What is expected
Below are records; count the lines in them that hold "quietly" and give only the count.

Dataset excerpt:
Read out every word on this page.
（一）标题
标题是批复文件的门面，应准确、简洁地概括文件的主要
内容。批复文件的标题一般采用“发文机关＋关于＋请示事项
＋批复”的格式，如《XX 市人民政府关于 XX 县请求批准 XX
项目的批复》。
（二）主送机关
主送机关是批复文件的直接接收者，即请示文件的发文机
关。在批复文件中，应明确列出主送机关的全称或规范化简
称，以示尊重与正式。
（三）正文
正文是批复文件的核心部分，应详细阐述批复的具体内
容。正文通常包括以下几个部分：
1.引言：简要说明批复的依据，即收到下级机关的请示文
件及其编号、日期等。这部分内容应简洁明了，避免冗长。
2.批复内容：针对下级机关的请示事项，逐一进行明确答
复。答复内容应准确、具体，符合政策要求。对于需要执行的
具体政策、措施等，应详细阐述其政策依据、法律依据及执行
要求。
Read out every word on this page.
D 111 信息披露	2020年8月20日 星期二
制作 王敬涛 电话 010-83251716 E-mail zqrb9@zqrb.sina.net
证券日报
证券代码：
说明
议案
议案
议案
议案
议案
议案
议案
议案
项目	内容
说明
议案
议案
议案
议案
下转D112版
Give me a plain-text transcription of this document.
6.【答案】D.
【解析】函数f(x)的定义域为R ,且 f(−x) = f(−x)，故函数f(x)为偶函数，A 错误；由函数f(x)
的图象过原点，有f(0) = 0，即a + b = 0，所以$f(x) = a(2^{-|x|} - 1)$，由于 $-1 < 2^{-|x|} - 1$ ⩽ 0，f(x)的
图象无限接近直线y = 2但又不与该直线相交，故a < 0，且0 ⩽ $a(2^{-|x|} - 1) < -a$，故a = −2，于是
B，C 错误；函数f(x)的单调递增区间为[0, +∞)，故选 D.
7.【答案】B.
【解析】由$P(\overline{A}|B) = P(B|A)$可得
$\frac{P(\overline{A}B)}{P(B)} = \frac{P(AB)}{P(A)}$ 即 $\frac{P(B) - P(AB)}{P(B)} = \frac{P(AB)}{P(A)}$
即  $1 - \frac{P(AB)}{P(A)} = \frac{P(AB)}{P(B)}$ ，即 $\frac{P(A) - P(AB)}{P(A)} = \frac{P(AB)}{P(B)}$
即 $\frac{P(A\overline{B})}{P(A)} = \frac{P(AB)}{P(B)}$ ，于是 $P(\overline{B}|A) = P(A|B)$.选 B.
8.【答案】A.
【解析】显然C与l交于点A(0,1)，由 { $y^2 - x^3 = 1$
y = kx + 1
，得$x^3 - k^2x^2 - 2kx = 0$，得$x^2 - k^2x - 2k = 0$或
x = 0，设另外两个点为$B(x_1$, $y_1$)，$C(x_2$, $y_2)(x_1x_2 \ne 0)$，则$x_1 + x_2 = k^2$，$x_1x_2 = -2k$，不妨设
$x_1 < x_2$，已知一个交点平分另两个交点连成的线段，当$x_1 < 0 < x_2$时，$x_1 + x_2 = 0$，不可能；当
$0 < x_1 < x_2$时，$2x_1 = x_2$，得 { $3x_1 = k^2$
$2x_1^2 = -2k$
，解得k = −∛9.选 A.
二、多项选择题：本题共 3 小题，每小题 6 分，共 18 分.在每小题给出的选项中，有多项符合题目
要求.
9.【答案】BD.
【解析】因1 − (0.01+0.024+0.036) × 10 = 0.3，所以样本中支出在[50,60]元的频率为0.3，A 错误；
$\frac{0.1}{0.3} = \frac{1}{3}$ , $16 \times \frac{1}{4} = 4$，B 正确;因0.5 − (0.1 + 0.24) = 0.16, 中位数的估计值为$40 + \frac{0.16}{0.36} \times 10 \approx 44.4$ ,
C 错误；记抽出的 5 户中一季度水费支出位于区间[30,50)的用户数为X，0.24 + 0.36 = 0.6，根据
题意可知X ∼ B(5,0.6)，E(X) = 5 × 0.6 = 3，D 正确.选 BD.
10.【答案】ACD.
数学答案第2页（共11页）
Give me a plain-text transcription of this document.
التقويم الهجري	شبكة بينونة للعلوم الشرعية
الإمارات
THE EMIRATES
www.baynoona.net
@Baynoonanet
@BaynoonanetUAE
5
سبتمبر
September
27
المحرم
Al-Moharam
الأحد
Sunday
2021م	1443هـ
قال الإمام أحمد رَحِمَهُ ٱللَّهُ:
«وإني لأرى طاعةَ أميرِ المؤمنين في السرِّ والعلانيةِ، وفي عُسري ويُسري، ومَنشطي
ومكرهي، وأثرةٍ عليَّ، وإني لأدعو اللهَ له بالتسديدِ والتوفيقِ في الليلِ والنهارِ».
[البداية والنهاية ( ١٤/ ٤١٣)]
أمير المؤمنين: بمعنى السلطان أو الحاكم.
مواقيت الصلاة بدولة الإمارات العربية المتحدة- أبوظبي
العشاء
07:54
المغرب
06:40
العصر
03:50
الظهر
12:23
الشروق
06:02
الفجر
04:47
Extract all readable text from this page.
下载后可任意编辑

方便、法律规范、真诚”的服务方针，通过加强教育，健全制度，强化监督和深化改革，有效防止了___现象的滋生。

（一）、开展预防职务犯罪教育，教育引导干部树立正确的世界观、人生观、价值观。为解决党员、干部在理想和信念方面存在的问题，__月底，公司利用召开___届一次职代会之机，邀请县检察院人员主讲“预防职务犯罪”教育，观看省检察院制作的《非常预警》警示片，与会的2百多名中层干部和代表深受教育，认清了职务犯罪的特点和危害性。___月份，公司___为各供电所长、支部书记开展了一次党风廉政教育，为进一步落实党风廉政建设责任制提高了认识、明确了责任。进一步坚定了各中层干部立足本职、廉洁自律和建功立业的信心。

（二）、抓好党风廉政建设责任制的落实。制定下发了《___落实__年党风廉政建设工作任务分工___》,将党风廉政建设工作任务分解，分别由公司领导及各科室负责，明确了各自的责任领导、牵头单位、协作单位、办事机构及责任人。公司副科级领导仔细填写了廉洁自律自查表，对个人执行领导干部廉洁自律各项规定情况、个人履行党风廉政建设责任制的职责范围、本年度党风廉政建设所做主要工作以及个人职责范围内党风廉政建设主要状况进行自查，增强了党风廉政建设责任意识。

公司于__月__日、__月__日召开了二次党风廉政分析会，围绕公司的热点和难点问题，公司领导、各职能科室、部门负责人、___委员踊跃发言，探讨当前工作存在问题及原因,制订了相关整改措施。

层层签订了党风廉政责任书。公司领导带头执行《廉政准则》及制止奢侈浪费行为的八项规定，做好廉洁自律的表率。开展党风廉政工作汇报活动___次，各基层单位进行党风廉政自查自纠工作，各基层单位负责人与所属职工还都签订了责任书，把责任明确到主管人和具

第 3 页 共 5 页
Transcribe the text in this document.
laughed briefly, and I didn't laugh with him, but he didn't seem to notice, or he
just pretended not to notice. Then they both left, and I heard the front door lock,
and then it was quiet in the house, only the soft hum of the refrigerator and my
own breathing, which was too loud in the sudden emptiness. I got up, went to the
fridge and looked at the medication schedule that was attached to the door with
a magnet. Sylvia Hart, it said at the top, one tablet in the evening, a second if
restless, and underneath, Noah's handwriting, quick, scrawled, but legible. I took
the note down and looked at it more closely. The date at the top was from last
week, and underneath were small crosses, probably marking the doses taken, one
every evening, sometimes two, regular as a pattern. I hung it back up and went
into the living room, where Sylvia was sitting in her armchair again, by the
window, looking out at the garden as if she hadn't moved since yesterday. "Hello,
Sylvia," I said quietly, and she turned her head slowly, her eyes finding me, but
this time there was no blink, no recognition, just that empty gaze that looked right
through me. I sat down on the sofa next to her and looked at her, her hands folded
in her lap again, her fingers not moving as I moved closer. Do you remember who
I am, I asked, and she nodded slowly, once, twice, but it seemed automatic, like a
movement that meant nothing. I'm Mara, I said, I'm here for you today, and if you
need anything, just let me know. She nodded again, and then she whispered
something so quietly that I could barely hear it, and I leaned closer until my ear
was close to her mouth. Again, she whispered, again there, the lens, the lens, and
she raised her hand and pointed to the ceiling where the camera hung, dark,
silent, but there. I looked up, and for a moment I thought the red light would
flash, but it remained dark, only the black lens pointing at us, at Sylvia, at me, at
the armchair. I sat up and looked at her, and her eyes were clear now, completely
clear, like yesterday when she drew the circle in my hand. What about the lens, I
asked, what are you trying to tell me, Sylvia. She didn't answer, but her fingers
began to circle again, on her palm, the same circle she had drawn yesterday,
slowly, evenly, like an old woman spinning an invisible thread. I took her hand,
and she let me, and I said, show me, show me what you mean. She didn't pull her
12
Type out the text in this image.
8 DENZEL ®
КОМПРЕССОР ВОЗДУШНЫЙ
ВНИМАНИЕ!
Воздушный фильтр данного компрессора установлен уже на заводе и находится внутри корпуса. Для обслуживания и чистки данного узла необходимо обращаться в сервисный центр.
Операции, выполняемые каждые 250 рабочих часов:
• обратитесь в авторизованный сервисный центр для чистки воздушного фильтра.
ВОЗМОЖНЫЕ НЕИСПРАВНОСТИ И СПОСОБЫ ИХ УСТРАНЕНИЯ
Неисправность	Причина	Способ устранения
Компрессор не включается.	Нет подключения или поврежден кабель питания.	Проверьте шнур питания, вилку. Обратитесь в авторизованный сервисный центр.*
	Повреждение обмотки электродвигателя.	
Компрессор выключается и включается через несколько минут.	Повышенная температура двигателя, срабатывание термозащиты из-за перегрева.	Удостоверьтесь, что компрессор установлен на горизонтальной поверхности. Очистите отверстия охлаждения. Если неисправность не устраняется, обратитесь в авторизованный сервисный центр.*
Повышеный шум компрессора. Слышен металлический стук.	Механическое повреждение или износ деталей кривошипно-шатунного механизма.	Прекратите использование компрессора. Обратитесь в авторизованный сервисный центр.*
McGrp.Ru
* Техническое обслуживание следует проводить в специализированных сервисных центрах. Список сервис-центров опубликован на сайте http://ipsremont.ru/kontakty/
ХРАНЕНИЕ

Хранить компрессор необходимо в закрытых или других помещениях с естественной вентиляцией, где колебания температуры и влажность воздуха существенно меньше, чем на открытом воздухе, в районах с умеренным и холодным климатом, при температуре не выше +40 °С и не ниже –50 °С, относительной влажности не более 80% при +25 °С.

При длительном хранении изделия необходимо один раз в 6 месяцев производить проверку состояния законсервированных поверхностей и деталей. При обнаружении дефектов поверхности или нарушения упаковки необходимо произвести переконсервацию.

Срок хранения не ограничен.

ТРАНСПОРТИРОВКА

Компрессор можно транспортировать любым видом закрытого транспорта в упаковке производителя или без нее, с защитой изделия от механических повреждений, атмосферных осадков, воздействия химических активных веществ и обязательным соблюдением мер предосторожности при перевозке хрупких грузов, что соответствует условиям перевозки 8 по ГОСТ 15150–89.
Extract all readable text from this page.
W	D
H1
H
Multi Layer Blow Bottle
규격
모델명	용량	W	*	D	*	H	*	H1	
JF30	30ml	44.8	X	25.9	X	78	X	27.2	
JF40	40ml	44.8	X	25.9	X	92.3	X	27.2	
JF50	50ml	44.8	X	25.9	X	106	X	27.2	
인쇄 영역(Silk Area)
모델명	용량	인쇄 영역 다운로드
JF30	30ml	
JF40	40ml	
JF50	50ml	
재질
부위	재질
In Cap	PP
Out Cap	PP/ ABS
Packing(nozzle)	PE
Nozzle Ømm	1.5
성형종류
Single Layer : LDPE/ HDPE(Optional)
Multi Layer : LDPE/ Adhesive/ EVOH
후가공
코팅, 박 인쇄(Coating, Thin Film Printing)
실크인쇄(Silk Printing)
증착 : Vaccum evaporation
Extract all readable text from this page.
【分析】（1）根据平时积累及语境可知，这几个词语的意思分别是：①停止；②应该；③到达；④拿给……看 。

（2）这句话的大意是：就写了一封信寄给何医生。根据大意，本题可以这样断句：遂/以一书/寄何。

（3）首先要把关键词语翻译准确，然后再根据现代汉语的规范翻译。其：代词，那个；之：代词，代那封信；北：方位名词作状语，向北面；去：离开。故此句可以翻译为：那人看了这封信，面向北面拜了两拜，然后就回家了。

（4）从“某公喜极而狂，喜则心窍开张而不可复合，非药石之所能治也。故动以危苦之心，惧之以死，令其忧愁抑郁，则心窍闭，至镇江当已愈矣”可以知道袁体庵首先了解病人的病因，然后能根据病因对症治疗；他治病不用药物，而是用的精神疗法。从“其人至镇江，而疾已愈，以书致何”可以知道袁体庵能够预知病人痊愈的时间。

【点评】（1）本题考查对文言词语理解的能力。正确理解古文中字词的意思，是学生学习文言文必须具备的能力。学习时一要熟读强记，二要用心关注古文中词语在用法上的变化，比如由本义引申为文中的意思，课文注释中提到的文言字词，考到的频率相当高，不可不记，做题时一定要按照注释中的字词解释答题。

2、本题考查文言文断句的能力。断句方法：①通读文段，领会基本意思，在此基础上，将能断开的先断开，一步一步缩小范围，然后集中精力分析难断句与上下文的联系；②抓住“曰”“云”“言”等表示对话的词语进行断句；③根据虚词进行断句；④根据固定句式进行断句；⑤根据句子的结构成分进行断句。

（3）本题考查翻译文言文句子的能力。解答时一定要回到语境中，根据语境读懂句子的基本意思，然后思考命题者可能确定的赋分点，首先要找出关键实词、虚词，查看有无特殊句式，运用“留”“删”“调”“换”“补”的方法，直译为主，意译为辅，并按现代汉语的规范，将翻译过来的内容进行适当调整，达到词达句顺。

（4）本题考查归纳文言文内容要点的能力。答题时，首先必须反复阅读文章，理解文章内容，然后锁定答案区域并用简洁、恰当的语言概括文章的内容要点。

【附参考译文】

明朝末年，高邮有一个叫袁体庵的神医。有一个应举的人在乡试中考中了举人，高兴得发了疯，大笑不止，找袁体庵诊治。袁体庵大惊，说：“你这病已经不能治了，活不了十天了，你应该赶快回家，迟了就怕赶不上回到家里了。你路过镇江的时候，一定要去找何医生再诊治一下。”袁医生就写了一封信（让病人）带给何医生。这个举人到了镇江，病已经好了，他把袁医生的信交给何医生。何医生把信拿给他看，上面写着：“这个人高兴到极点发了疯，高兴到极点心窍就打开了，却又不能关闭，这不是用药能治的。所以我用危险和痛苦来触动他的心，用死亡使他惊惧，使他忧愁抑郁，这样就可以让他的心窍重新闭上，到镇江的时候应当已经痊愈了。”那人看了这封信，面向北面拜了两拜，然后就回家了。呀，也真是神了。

Output of the task
2